» **REQUIRED TASKS**:
1/ Transcribe the stretch of the tribute to Mirjana Pejović from "I almost dropped" through "to New Moment.".
2/ Answer these questions using the tribute to Mirjana Pejović:
(a) Who sent the message on Saturday morning?
(b) Which award did she receive on stage at Atelje 212?
(c) At what age did she pass away?
3/ Translate this sentence from the tribute to Mirjana Pejović into French: "Saki always said that great ideas need to be dreamed first – that they first appear in our dreams."

» **SOURCE EXCERPT**:
* * * * *

Drugi jezik na kojem je dostupan ovaj članak: Bosnian
By: Ekrem Dupanović
On Saturday morning I received a message from Zvezdana Žujo: “I’m sorry I don’t have some nice news to tell you this weekend. Our Aunt has died.”
I almost dropped my phone. I was expecting this news, but I was not ready to hear she has passed away. When I saw her on 21 December, at the UEPS award ceremony in Atelje 212, she seemed quite under the weather. I asked her what was wrong. She just smiled and said: “Nothing, what could be wrong?” It was visible that she was sick, and that it wouldn’t be much longer… We all expected it, but no one wanted to accept the idea that we could ever be left without her smile and her nice words. That evening at Atelje 212 she climbed the stage to receive the Dragan Sakan Award, which Sakan’s sons Žarko and Lazar handed to Aunt for her decades long loyalty to New Moment.
Mirjana Pejović – Tetka (Aunt) passed away in her sleep at the age of 70, probably dreaming of something beautiful. Beautiful is all she ever knew to dream. She learned to dream from Saki, to whom she was an important support throughout her professional career. Saki always said that great ideas need to be dreamed first – that they first appear in our dreams. Aunt had great ideas for everyone she knew, probably coming from her dreams.

* * * * *

» **PROVIDED MATERIAL**:
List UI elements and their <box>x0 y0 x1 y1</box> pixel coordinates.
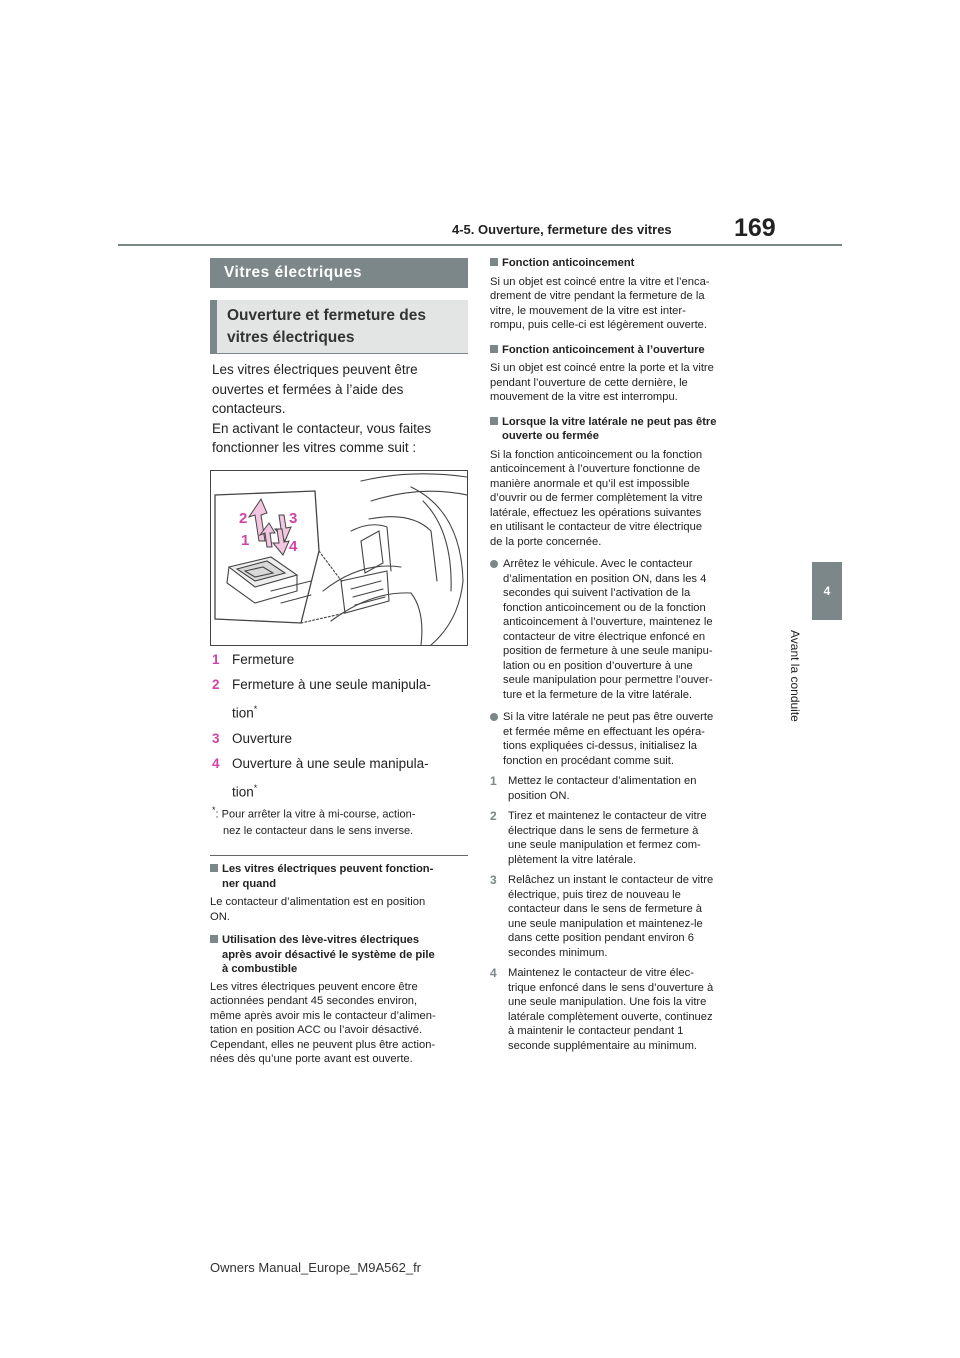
sub-heading <box>210 300 468 354</box>
step-number: 4 <box>212 755 220 771</box>
switch-step <box>212 754 474 802</box>
step-number: 1 <box>212 652 220 667</box>
footer-doc-id: Owners Manual_Europe_M9A562_fr <box>210 1260 422 1275</box>
step-text: Ouverture à une seule manipula- <box>232 755 429 771</box>
footnote-mark: * <box>253 782 258 793</box>
square-bullet-icon <box>490 417 498 425</box>
step-number: 4 <box>490 966 497 980</box>
footnote-line: nez le contacteur dans le sens inverse. <box>223 824 414 837</box>
bullet-item: Si la vitre latérale ne peut pas être ouverte et fermée même en effectuant les opéra- tions expliquées ci-dessus, initialisez la fonction en procédant comme suit. <box>490 710 752 768</box>
intro-line: fonctionner les vitres comme suit : <box>212 440 417 455</box>
right-notes <box>490 256 752 1053</box>
procedure-step: 2 Tirez et maintenez le contacteur de vitre électrique dans le sens de fermeture à une seule manipulation et fermez com- plètement la vitre latérale. <box>490 809 707 866</box>
note-heading: Lorsque la vitre latérale ne peut pas être ouverte ou fermée <box>490 415 752 444</box>
footnote-mark: * <box>212 805 216 815</box>
left-notes <box>210 862 472 1067</box>
note-heading: Fonction anticoincement à l’ouverture <box>490 343 752 358</box>
footnote-line: : Pour arrêter la vitre à mi-course, action- <box>215 808 416 821</box>
step-text-cont: tion <box>232 705 254 721</box>
note-body: Si un objet est coincé entre la vitre et l’enca- drement de vitre pendant la fermeture de la vitre, le mouvement de la vitre est inter- rompu, puis celle-ci est légèrement ouverte. <box>490 275 710 331</box>
note-body: Les vitres électriques peuvent encore être actionnées pendant 45 secondes environ, même après avoir mis le contacteur d’alimen- tation en position ACC ou l’avoir désactivé. Cependant, elles ne peuvent plus être action- nées dès qu’une porte avant est ouverte. <box>210 980 436 1065</box>
main-heading: Vitres électriques <box>210 258 468 288</box>
header-rule <box>118 244 842 246</box>
note-heading: Les vitres électriques peuvent fonction- ner quand <box>210 862 472 891</box>
figure-label-1: 1 <box>241 532 250 549</box>
switch-step <box>212 650 474 669</box>
step-number: 2 <box>212 677 220 692</box>
intro-line: contacteurs. <box>212 401 286 416</box>
step-text: Fermeture à une seule manipula- <box>232 677 431 692</box>
switch-step <box>212 675 474 723</box>
switch-steps <box>212 650 474 807</box>
procedure-step: 3 Relâchez un instant le contacteur de vitre électrique, puis tirez de nouveau le contacteur dans le sens de fermeture à une seule manipulation et maintenez-le dans cette position pendant environ 6 secondes minimum. <box>490 873 714 959</box>
procedure-step: 1 Mettez le contacteur d’alimentation en position ON. <box>490 774 697 802</box>
footnote-mark: * <box>253 704 258 714</box>
footnote <box>212 802 474 839</box>
figure-label-2: 2 <box>239 510 248 527</box>
step-text: Fermeture <box>232 652 295 667</box>
figure-label-3: 3 <box>289 510 298 527</box>
step-number: 3 <box>490 873 497 887</box>
chapter-tab: 4 <box>812 562 842 620</box>
step-text: Ouverture <box>232 730 293 746</box>
dot-bullet-icon <box>490 560 498 568</box>
switch-step <box>212 729 474 748</box>
note-body: Le contacteur d’alimentation est en position ON. <box>210 896 426 923</box>
square-bullet-icon <box>210 864 218 872</box>
section-title: 4-5. Ouverture, fermeture des vitres <box>452 222 672 237</box>
square-bullet-icon <box>490 258 498 266</box>
step-number: 3 <box>212 730 220 746</box>
intro-line: ouvertes et fermées à l’aide des <box>212 381 404 397</box>
section-rule <box>210 855 468 856</box>
procedure-step: 4 Maintenez le contacteur de vitre élec- trique enfoncé dans le sens d’ouverture à une seule manipulation. Une fois la vitre latérale complètement ouverte, continuez à maintenir le contacteur pendant 1 seconde supplémentaire au minimum. <box>490 966 714 1052</box>
note-heading: Fonction anticoincement <box>490 256 752 271</box>
intro-paragraph <box>212 360 474 458</box>
step-number: 2 <box>490 809 497 823</box>
note-heading: Utilisation des lève-vitres électriques après avoir désactivé le système de pile à combustible <box>210 933 472 977</box>
intro-line: En activant le contacteur, vous faites <box>212 420 432 436</box>
note-body: Si un objet est coincé entre la porte et la vitre pendant l’ouverture de cette dernière, le mouvement de la vitre est interrompu. <box>490 362 714 403</box>
bullet-item: Arrêtez le véhicule. Avec le contacteur d’alimentation en position ON, dans les 4 secondes qui suivent l’activation de la fonction anticoincement ou de la fonction anticoincement à l’ouverture, maintenez le contacteur de vitre électrique enfoncé en position de fermeture à une seule manipu- lation ou en position d’ouverture à une seule manipulation pour permettre l’ouver- ture et la fermeture de la vitre latérale. <box>490 557 752 702</box>
sub-heading-line: vitres électriques <box>227 329 355 346</box>
figure-label-4: 4 <box>289 538 298 555</box>
note-body: Si la fonction anticoincement ou la fonction anticoincement à l’ouverture fonctionne de manière anormale et qu’il est impossible d’ouvrir ou de fermer complètement la vitre latérale, effectuez les opérations suivantes en utilisant le contacteur de vitre électrique de la porte concernée. <box>490 448 703 548</box>
step-number: 1 <box>490 774 497 788</box>
page-number: 169 <box>734 214 776 242</box>
square-bullet-icon <box>210 935 218 943</box>
chapter-label: Avant la conduite <box>788 630 802 722</box>
window-switch-illustration <box>210 470 468 646</box>
sub-heading-line: Ouverture et fermeture des <box>227 307 426 324</box>
step-text-cont: tion <box>232 784 254 799</box>
intro-line: Les vitres électriques peuvent être <box>212 362 418 377</box>
dot-bullet-icon <box>490 713 498 721</box>
square-bullet-icon <box>490 345 498 353</box>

* * * * *

» **TASK-BY-TASK SOLUTIONS**:
1/
I almost dropped my phone. I was expecting this news, but I was not ready to hear she has passed away. When I saw her on 21 December, at the UEPS award ceremony in Atelje 212, she seemed quite under the weather. I asked her what was wrong. She just smiled and said: “Nothing, what could be wrong?” It was visible that she was sick, and that it wouldn’t be much longer… We all expected it, but no one wanted to accept the idea that we could ever be left without her smile and her nice words. That evening at Atelje 212 she climbed the stage to receive the Dragan Sakan Award, which Sakan’s sons Žarko and Lazar handed to Aunt for her decades long loyalty to New Moment.

2/
(a) Zvezdana Žujo
(b) The Dragan Sakan Award
(c) 70

3/ Saki disait toujours que les grandes idées doivent d'abord être rêvées – qu'elles apparaissent d'abord dans nos rêves.